(Dataset excerpts)
[START]

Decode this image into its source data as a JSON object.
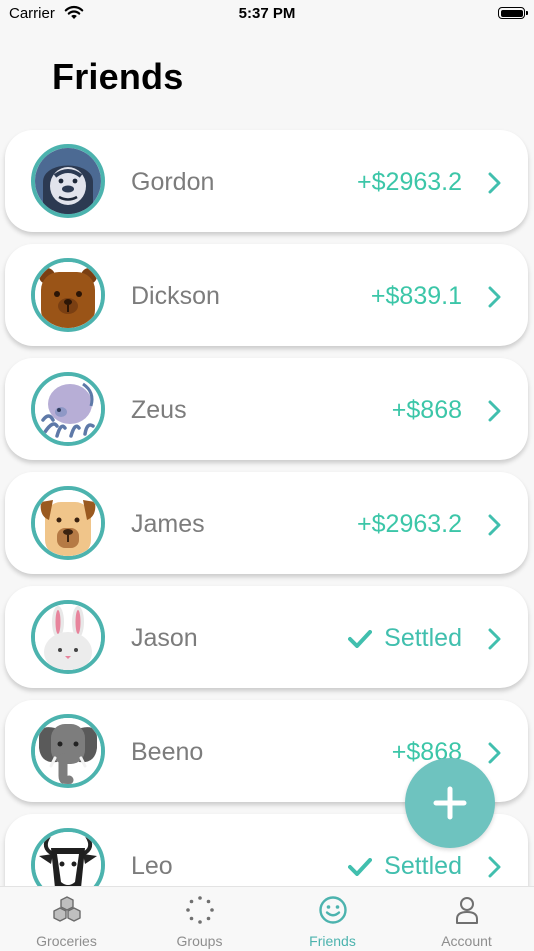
{
  "status_bar": {
    "carrier": "Carrier",
    "time": "5:37 PM"
  },
  "page": {
    "title": "Friends"
  },
  "friends": [
    {
      "name": "Gordon",
      "balance": "+$2963.2",
      "settled": false,
      "avatar": "gorilla-icon"
    },
    {
      "name": "Dickson",
      "balance": "+$839.1",
      "settled": false,
      "avatar": "bear-icon"
    },
    {
      "name": "Zeus",
      "balance": "+$868",
      "settled": false,
      "avatar": "octopus-icon"
    },
    {
      "name": "James",
      "balance": "+$2963.2",
      "settled": false,
      "avatar": "dog-icon"
    },
    {
      "name": "Jason",
      "balance": "Settled",
      "settled": true,
      "avatar": "rabbit-icon"
    },
    {
      "name": "Beeno",
      "balance": "+$868",
      "settled": false,
      "avatar": "elephant-icon"
    },
    {
      "name": "Leo",
      "balance": "Settled",
      "settled": true,
      "avatar": "goat-icon"
    }
  ],
  "tabs": [
    {
      "label": "Groceries",
      "icon": "boxes-icon",
      "active": false
    },
    {
      "label": "Groups",
      "icon": "dotted-circle-icon",
      "active": false
    },
    {
      "label": "Friends",
      "icon": "smiley-icon",
      "active": true
    },
    {
      "label": "Account",
      "icon": "person-icon",
      "active": false
    }
  ],
  "colors": {
    "accent": "#4cb3ae",
    "amount": "#3cc6a8",
    "fab": "#6ec3bf"
  }
}
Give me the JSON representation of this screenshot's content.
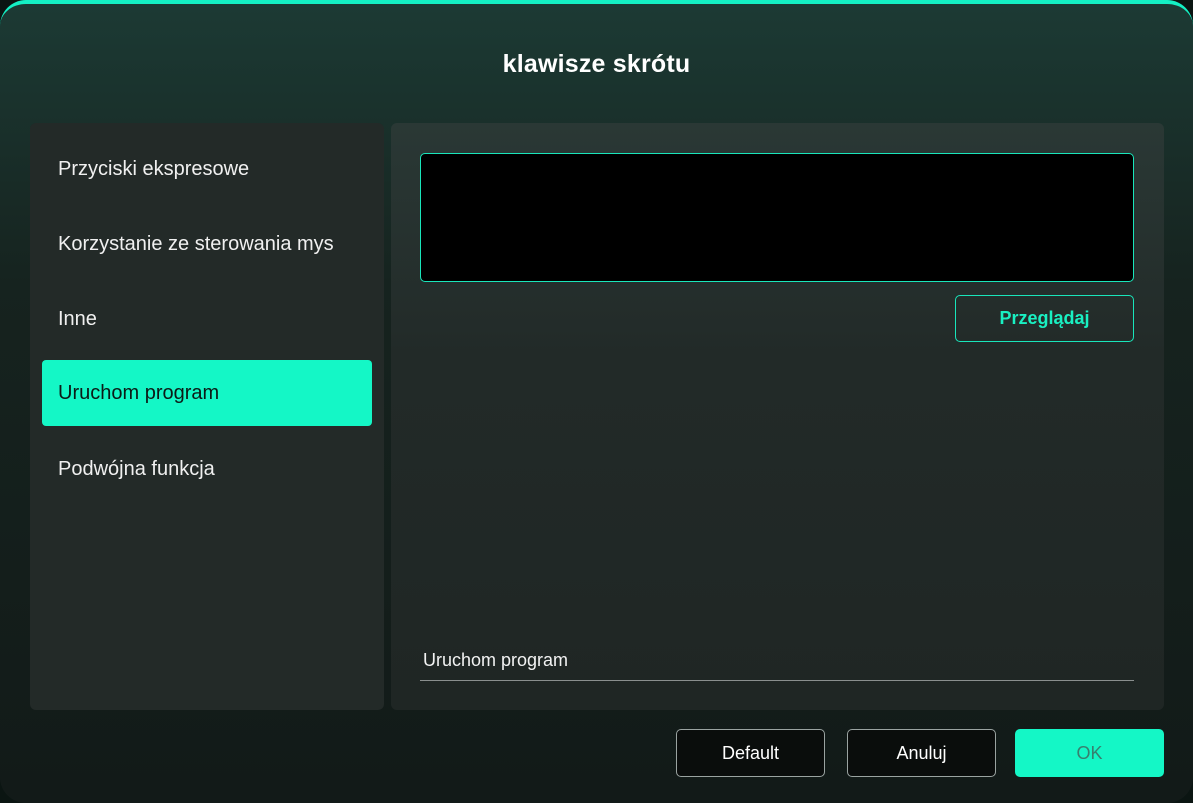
{
  "dialog": {
    "title": "klawisze skrótu"
  },
  "sidebar": {
    "items": [
      {
        "label": "Przyciski ekspresowe"
      },
      {
        "label": "Korzystanie ze sterowania mys"
      },
      {
        "label": "Inne"
      },
      {
        "label": "Uruchom program",
        "active": true
      },
      {
        "label": "Podwójna funkcja"
      }
    ]
  },
  "main": {
    "path_value": "",
    "browse_label": "Przeglądaj",
    "bottom_label": "Uruchom program"
  },
  "footer": {
    "default_label": "Default",
    "cancel_label": "Anuluj",
    "ok_label": "OK"
  },
  "colors": {
    "accent": "#14f7c6",
    "panel": "#232a28",
    "input_bg": "#000000"
  }
}
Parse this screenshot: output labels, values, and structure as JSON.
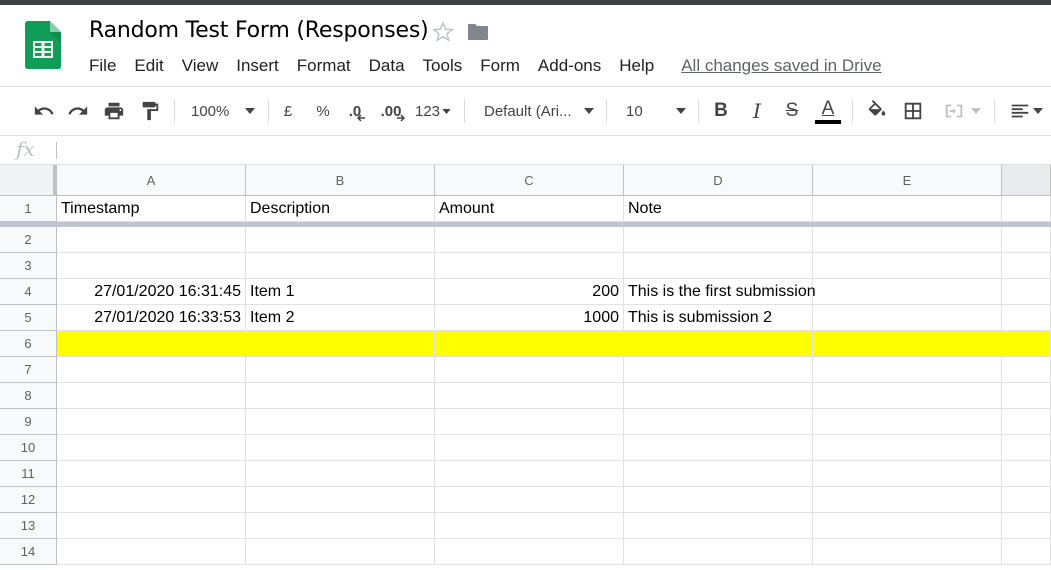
{
  "doc": {
    "title": "Random Test Form (Responses)",
    "saved_status": "All changes saved in Drive"
  },
  "menu": [
    "File",
    "Edit",
    "View",
    "Insert",
    "Format",
    "Data",
    "Tools",
    "Form",
    "Add-ons",
    "Help"
  ],
  "toolbar": {
    "zoom": "100%",
    "currency": "£",
    "percent": "%",
    "decrease_decimal": ".0",
    "increase_decimal": ".00",
    "more_formats": "123",
    "font": "Default (Ari...",
    "font_size": "10",
    "bold": "B",
    "italic": "I",
    "strikethrough": "S",
    "text_color": "A",
    "text_color_value": "#000000"
  },
  "formula_bar": {
    "fx_label": "fx",
    "value": ""
  },
  "sheet": {
    "columns": [
      "A",
      "B",
      "C",
      "D",
      "E"
    ],
    "rows": [
      "1",
      "2",
      "3",
      "4",
      "5",
      "6",
      "7",
      "8",
      "9",
      "10",
      "11",
      "12",
      "13",
      "14"
    ],
    "cells": [
      [
        "Timestamp",
        "Description",
        "Amount",
        "Note",
        ""
      ],
      [
        "",
        "",
        "",
        "",
        ""
      ],
      [
        "",
        "",
        "",
        "",
        ""
      ],
      [
        "27/01/2020 16:31:45",
        "Item 1",
        "200",
        "This is the first submission",
        ""
      ],
      [
        "27/01/2020 16:33:53",
        "Item 2",
        "1000",
        "This is submission 2",
        ""
      ],
      [
        "",
        "",
        "",
        "",
        ""
      ],
      [
        "",
        "",
        "",
        "",
        ""
      ],
      [
        "",
        "",
        "",
        "",
        ""
      ],
      [
        "",
        "",
        "",
        "",
        ""
      ],
      [
        "",
        "",
        "",
        "",
        ""
      ],
      [
        "",
        "",
        "",
        "",
        ""
      ],
      [
        "",
        "",
        "",
        "",
        ""
      ],
      [
        "",
        "",
        "",
        "",
        ""
      ],
      [
        "",
        "",
        "",
        "",
        ""
      ]
    ],
    "numeric_columns": [
      0,
      2
    ],
    "highlighted_row": 6,
    "highlight_color": "#ffff00",
    "frozen_rows": 1
  },
  "colors": {
    "sheets_green": "#0f9d58",
    "header_bg": "#f8f9fa"
  }
}
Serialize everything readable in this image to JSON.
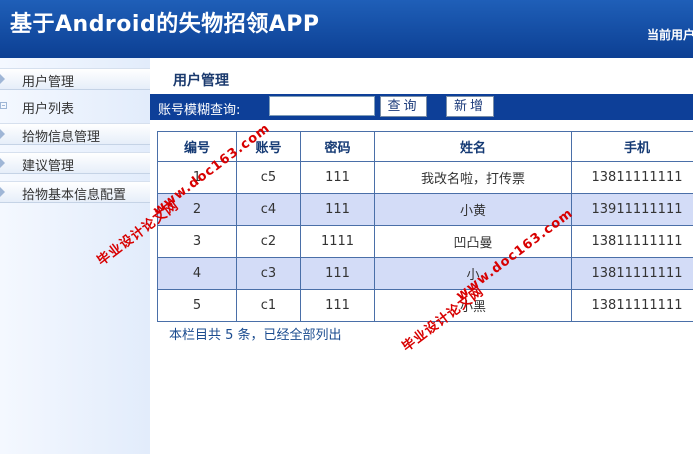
{
  "app": {
    "title": "基于Android的失物招领APP",
    "current_user_label": "当前用户"
  },
  "sidebar": {
    "items": [
      {
        "label": "用户管理"
      },
      {
        "label": "用户列表"
      },
      {
        "label": "拾物信息管理"
      },
      {
        "label": "建议管理"
      },
      {
        "label": "拾物基本信息配置"
      }
    ]
  },
  "main": {
    "title": "用户管理",
    "search_label": "账号模糊查询:",
    "search_value": "",
    "query_button": "查询",
    "add_button": "新增",
    "columns": [
      "编号",
      "账号",
      "密码",
      "姓名",
      "手机"
    ],
    "rows": [
      {
        "id": "1",
        "account": "c5",
        "password": "111",
        "name": "我改名啦，打传票",
        "phone": "13811111111"
      },
      {
        "id": "2",
        "account": "c4",
        "password": "111",
        "name": "小黄",
        "phone": "13911111111"
      },
      {
        "id": "3",
        "account": "c2",
        "password": "1111",
        "name": "凹凸曼",
        "phone": "13811111111"
      },
      {
        "id": "4",
        "account": "c3",
        "password": "111",
        "name": "小",
        "phone": "13811111111"
      },
      {
        "id": "5",
        "account": "c1",
        "password": "111",
        "name": "小黑",
        "phone": "13811111111"
      }
    ],
    "summary": "本栏目共 5 条，已经全部列出"
  },
  "watermark": {
    "site_name": "毕业设计论文网",
    "url": "www.doc163.com"
  },
  "colors": {
    "header": "#0c3f93",
    "toolbar": "#0d3f98",
    "row_highlight": "#d3dcf7",
    "watermark": "#d80000"
  }
}
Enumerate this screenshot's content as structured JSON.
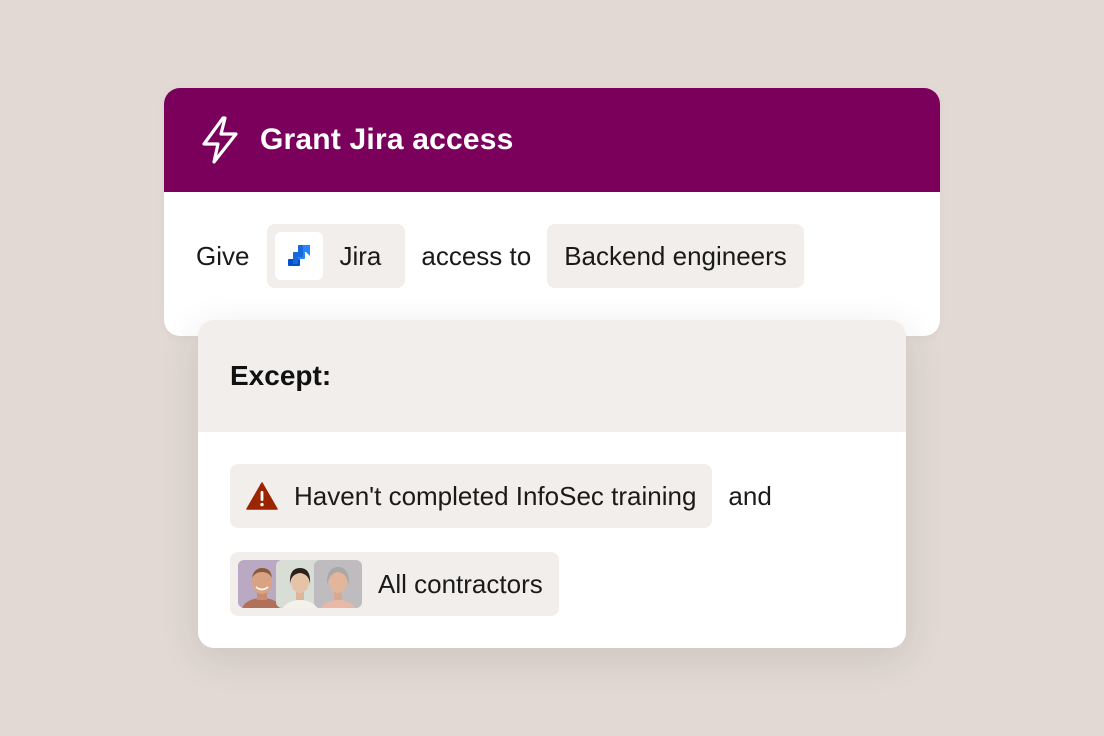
{
  "workflow": {
    "title": "Grant Jira access",
    "icon": "lightning-bolt-icon",
    "header_color": "#7a005c"
  },
  "rule": {
    "give_label": "Give",
    "app": {
      "name": "Jira",
      "icon": "jira-logo-icon"
    },
    "access_to_label": "access to",
    "group": "Backend engineers"
  },
  "exceptions": {
    "title": "Except:",
    "conditions": [
      {
        "icon": "warning-triangle-icon",
        "label": "Haven't completed InfoSec training",
        "accent": "#9a2500"
      },
      {
        "icon": "avatar-group",
        "label": "All contractors"
      }
    ],
    "joiner": "and"
  }
}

[END]

**WORK REQUIRED**
Write the full listing out again with every line unchanged, but include no pictures.

**FINAL ANSWER**
Decode this image into its source data as a JSON object.
{
  "status_bar": {
    "carrier": "Carrier",
    "time": "5:37 PM"
  },
  "page": {
    "title": "Friends"
  },
  "friends": [
    {
      "name": "Gordon",
      "balance": "+$2963.2",
      "settled": false,
      "avatar": "gorilla-icon"
    },
    {
      "name": "Dickson",
      "balance": "+$839.1",
      "settled": false,
      "avatar": "bear-icon"
    },
    {
      "name": "Zeus",
      "balance": "+$868",
      "settled": false,
      "avatar": "octopus-icon"
    },
    {
      "name": "James",
      "balance": "+$2963.2",
      "settled": false,
      "avatar": "dog-icon"
    },
    {
      "name": "Jason",
      "balance": "Settled",
      "settled": true,
      "avatar": "rabbit-icon"
    },
    {
      "name": "Beeno",
      "balance": "+$868",
      "settled": false,
      "avatar": "elephant-icon"
    },
    {
      "name": "Leo",
      "balance": "Settled",
      "settled": true,
      "avatar": "goat-icon"
    }
  ],
  "tabs": [
    {
      "label": "Groceries",
      "icon": "boxes-icon",
      "active": false
    },
    {
      "label": "Groups",
      "icon": "dotted-circle-icon",
      "active": false
    },
    {
      "label": "Friends",
      "icon": "smiley-icon",
      "active": true
    },
    {
      "label": "Account",
      "icon": "person-icon",
      "active": false
    }
  ],
  "colors": {
    "accent": "#4cb3ae",
    "amount": "#3cc6a8",
    "fab": "#6ec3bf"
  }
}
Give me the JSON representation of this screenshot's content.
{
  "dialog": {
    "title": "klawisze skrótu"
  },
  "sidebar": {
    "items": [
      {
        "label": "Przyciski ekspresowe"
      },
      {
        "label": "Korzystanie ze sterowania mys"
      },
      {
        "label": "Inne"
      },
      {
        "label": "Uruchom program",
        "active": true
      },
      {
        "label": "Podwójna funkcja"
      }
    ]
  },
  "main": {
    "path_value": "",
    "browse_label": "Przeglądaj",
    "bottom_label": "Uruchom program"
  },
  "footer": {
    "default_label": "Default",
    "cancel_label": "Anuluj",
    "ok_label": "OK"
  },
  "colors": {
    "accent": "#14f7c6",
    "panel": "#232a28",
    "input_bg": "#000000"
  }
}
Parse this screenshot: output labels, values, and structure as JSON.
{
  "doc": {
    "title": "Random Test Form (Responses)",
    "saved_status": "All changes saved in Drive"
  },
  "menu": [
    "File",
    "Edit",
    "View",
    "Insert",
    "Format",
    "Data",
    "Tools",
    "Form",
    "Add-ons",
    "Help"
  ],
  "toolbar": {
    "zoom": "100%",
    "currency": "£",
    "percent": "%",
    "decrease_decimal": ".0",
    "increase_decimal": ".00",
    "more_formats": "123",
    "font": "Default (Ari...",
    "font_size": "10",
    "bold": "B",
    "italic": "I",
    "strikethrough": "S",
    "text_color": "A",
    "text_color_value": "#000000"
  },
  "formula_bar": {
    "fx_label": "fx",
    "value": ""
  },
  "sheet": {
    "columns": [
      "A",
      "B",
      "C",
      "D",
      "E"
    ],
    "rows": [
      "1",
      "2",
      "3",
      "4",
      "5",
      "6",
      "7",
      "8",
      "9",
      "10",
      "11",
      "12",
      "13",
      "14"
    ],
    "cells": [
      [
        "Timestamp",
        "Description",
        "Amount",
        "Note",
        ""
      ],
      [
        "",
        "",
        "",
        "",
        ""
      ],
      [
        "",
        "",
        "",
        "",
        ""
      ],
      [
        "27/01/2020 16:31:45",
        "Item 1",
        "200",
        "This is the first submission",
        ""
      ],
      [
        "27/01/2020 16:33:53",
        "Item 2",
        "1000",
        "This is submission 2",
        ""
      ],
      [
        "",
        "",
        "",
        "",
        ""
      ],
      [
        "",
        "",
        "",
        "",
        ""
      ],
      [
        "",
        "",
        "",
        "",
        ""
      ],
      [
        "",
        "",
        "",
        "",
        ""
      ],
      [
        "",
        "",
        "",
        "",
        ""
      ],
      [
        "",
        "",
        "",
        "",
        ""
      ],
      [
        "",
        "",
        "",
        "",
        ""
      ],
      [
        "",
        "",
        "",
        "",
        ""
      ],
      [
        "",
        "",
        "",
        "",
        ""
      ]
    ],
    "numeric_columns": [
      0,
      2
    ],
    "highlighted_row": 6,
    "highlight_color": "#ffff00",
    "frozen_rows": 1
  },
  "colors": {
    "sheets_green": "#0f9d58",
    "header_bg": "#f8f9fa"
  }
}
Serialize everything readable in this image to JSON.
{
  "app": {
    "title": "基于Android的失物招领APP",
    "current_user_label": "当前用户"
  },
  "sidebar": {
    "items": [
      {
        "label": "用户管理"
      },
      {
        "label": "用户列表"
      },
      {
        "label": "拾物信息管理"
      },
      {
        "label": "建议管理"
      },
      {
        "label": "拾物基本信息配置"
      }
    ]
  },
  "main": {
    "title": "用户管理",
    "search_label": "账号模糊查询:",
    "search_value": "",
    "query_button": "查询",
    "add_button": "新增",
    "columns": [
      "编号",
      "账号",
      "密码",
      "姓名",
      "手机"
    ],
    "rows": [
      {
        "id": "1",
        "account": "c5",
        "password": "111",
        "name": "我改名啦，打传票",
        "phone": "13811111111"
      },
      {
        "id": "2",
        "account": "c4",
        "password": "111",
        "name": "小黄",
        "phone": "13911111111"
      },
      {
        "id": "3",
        "account": "c2",
        "password": "1111",
        "name": "凹凸曼",
        "phone": "13811111111"
      },
      {
        "id": "4",
        "account": "c3",
        "password": "111",
        "name": "小",
        "phone": "13811111111"
      },
      {
        "id": "5",
        "account": "c1",
        "password": "111",
        "name": "小黑",
        "phone": "13811111111"
      }
    ],
    "summary": "本栏目共 5 条，已经全部列出"
  },
  "watermark": {
    "site_name": "毕业设计论文网",
    "url": "www.doc163.com"
  },
  "colors": {
    "header": "#0c3f93",
    "toolbar": "#0d3f98",
    "row_highlight": "#d3dcf7",
    "watermark": "#d80000"
  }
}
Enumerate this screenshot's content as structured JSON.
{
  "workflow": {
    "title": "Grant Jira access",
    "icon": "lightning-bolt-icon",
    "header_color": "#7a005c"
  },
  "rule": {
    "give_label": "Give",
    "app": {
      "name": "Jira",
      "icon": "jira-logo-icon"
    },
    "access_to_label": "access to",
    "group": "Backend engineers"
  },
  "exceptions": {
    "title": "Except:",
    "conditions": [
      {
        "icon": "warning-triangle-icon",
        "label": "Haven't completed InfoSec training",
        "accent": "#9a2500"
      },
      {
        "icon": "avatar-group",
        "label": "All contractors"
      }
    ],
    "joiner": "and"
  }
}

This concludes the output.